──────── Data lines ────────

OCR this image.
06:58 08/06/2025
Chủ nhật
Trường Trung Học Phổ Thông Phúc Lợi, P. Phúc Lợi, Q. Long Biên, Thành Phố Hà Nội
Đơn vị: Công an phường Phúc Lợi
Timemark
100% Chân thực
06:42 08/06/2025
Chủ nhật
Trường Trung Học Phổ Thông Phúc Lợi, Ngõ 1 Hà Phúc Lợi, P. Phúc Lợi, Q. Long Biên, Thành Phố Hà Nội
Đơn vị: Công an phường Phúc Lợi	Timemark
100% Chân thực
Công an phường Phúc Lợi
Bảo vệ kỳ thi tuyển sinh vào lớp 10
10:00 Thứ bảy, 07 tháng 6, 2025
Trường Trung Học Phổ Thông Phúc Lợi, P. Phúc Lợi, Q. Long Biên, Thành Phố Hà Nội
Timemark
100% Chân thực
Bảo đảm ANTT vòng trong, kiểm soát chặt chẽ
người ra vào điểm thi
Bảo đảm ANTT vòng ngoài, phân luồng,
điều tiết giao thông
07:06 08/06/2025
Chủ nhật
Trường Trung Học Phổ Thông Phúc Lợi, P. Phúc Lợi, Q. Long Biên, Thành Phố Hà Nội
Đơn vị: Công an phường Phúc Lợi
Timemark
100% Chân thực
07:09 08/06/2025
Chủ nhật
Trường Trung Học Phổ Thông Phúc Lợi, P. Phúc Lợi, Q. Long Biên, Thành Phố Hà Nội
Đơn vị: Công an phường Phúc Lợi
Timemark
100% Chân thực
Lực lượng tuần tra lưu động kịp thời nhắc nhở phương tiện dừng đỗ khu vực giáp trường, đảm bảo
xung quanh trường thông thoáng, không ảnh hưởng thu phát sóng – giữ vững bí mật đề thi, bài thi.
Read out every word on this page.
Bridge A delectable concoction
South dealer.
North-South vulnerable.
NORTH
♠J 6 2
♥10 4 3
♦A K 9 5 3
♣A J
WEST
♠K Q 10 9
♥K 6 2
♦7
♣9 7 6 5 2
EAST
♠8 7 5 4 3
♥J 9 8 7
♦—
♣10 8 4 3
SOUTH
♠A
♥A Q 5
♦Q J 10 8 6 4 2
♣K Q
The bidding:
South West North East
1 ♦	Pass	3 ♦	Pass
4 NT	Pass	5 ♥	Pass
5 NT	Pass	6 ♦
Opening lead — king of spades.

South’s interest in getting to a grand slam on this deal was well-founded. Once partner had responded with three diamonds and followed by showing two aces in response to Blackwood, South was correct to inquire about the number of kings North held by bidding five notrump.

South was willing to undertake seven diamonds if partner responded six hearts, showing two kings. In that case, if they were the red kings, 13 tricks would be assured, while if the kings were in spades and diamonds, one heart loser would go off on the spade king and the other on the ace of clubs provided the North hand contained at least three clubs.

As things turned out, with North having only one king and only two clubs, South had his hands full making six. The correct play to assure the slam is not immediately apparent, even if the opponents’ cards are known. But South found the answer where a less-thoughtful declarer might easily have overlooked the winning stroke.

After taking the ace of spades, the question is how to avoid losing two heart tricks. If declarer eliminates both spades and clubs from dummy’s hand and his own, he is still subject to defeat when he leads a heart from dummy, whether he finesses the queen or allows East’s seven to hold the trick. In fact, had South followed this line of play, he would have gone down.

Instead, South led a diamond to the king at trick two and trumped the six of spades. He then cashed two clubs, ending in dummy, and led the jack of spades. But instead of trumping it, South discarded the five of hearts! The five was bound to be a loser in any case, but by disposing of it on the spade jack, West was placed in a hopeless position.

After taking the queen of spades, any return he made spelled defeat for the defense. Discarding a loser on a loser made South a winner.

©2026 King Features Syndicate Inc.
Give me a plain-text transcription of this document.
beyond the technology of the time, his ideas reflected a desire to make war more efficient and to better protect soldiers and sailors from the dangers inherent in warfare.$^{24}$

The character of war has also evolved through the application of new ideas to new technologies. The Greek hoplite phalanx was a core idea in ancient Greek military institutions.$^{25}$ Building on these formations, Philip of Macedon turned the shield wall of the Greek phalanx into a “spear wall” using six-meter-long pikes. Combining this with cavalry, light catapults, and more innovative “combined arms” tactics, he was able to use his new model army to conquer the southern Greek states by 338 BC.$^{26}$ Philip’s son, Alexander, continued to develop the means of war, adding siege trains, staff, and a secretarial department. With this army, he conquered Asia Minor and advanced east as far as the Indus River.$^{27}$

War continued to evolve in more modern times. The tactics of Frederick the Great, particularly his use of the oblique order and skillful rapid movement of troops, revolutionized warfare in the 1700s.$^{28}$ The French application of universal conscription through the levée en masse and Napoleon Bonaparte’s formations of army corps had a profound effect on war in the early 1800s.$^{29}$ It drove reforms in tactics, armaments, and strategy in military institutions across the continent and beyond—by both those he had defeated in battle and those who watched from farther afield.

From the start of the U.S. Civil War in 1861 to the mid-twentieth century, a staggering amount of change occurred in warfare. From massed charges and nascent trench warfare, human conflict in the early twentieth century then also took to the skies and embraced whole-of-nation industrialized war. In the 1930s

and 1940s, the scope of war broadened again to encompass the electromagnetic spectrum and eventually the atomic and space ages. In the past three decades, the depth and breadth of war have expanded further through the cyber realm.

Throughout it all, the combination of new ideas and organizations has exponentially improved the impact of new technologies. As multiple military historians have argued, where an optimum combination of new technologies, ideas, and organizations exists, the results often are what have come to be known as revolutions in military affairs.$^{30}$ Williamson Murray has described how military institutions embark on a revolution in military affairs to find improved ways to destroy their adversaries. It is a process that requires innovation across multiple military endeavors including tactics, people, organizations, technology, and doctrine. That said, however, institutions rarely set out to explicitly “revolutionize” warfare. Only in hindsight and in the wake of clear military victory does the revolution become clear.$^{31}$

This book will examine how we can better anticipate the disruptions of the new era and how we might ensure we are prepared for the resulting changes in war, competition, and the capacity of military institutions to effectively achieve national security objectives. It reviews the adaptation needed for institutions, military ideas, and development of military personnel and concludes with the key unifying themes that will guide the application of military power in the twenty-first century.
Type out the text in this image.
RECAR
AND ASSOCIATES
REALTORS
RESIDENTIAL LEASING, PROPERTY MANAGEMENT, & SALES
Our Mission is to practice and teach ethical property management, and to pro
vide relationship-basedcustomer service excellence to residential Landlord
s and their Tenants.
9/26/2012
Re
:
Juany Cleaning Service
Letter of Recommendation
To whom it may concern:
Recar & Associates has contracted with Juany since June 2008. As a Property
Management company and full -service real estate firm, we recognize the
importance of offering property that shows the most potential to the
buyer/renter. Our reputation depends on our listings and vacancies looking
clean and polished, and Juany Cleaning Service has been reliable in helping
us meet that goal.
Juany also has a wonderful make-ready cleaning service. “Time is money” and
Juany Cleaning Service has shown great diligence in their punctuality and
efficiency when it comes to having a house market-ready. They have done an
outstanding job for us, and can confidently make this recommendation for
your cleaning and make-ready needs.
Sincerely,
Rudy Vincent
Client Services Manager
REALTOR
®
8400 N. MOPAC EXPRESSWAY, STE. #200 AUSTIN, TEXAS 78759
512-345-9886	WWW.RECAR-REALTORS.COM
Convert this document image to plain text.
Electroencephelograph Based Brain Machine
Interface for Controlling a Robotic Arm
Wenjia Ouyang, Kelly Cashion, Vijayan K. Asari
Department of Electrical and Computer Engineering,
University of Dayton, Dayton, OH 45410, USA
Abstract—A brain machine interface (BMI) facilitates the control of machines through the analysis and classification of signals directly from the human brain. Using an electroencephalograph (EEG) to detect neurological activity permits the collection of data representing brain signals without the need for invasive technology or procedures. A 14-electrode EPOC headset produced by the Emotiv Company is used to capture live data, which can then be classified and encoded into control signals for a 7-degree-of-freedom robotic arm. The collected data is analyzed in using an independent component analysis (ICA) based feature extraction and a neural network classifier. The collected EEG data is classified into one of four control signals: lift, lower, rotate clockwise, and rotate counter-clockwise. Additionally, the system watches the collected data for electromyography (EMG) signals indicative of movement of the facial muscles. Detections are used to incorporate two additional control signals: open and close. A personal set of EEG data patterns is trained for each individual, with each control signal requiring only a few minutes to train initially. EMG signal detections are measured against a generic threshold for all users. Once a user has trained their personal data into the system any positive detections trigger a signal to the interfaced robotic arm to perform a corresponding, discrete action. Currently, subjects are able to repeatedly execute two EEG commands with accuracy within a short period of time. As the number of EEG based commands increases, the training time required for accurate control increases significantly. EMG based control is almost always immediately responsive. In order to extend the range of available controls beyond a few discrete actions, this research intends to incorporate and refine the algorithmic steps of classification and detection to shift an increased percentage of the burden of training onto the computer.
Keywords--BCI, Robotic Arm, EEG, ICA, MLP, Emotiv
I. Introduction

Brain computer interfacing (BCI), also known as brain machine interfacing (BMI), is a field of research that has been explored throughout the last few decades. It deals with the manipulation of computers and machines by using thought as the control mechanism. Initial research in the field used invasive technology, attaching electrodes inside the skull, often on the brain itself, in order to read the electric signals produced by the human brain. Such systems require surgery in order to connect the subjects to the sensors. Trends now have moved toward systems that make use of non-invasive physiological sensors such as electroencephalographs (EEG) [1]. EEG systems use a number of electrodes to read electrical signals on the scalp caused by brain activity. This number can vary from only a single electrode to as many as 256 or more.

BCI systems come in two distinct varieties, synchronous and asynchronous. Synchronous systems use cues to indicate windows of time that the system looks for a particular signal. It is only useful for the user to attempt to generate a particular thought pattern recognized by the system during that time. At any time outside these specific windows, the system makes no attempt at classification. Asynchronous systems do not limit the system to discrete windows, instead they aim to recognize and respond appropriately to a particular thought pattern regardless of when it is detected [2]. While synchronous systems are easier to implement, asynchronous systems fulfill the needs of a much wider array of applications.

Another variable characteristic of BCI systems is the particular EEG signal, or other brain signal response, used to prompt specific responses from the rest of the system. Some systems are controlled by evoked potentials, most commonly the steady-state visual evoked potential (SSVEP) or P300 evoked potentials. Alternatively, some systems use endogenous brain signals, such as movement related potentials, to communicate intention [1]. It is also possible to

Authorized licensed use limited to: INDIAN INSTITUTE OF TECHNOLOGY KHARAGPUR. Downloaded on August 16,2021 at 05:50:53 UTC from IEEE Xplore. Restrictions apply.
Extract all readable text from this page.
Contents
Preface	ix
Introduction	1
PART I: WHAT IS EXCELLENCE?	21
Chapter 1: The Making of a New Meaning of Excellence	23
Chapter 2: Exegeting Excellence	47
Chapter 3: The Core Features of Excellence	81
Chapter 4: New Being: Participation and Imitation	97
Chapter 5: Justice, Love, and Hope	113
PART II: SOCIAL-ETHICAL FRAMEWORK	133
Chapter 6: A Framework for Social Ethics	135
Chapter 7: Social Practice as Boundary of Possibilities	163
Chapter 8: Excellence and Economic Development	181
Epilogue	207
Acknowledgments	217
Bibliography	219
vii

────────

The problem —
Retype exactly, please, each line from the line that contains "Extract all readable text from this page." through the last line of the entries above, with nothing added.

Worked solution —
Extract all readable text from this page.
Contents
Preface	ix
Introduction	1
PART I: WHAT IS EXCELLENCE?	21
Chapter 1: The Making of a New Meaning of Excellence	23
Chapter 2: Exegeting Excellence	47
Chapter 3: The Core Features of Excellence	81
Chapter 4: New Being: Participation and Imitation	97
Chapter 5: Justice, Love, and Hope	113
PART II: SOCIAL-ETHICAL FRAMEWORK	133
Chapter 6: A Framework for Social Ethics	135
Chapter 7: Social Practice as Boundary of Possibilities	163
Chapter 8: Excellence and Economic Development	181
Epilogue	207
Acknowledgments	217
Bibliography	219
vii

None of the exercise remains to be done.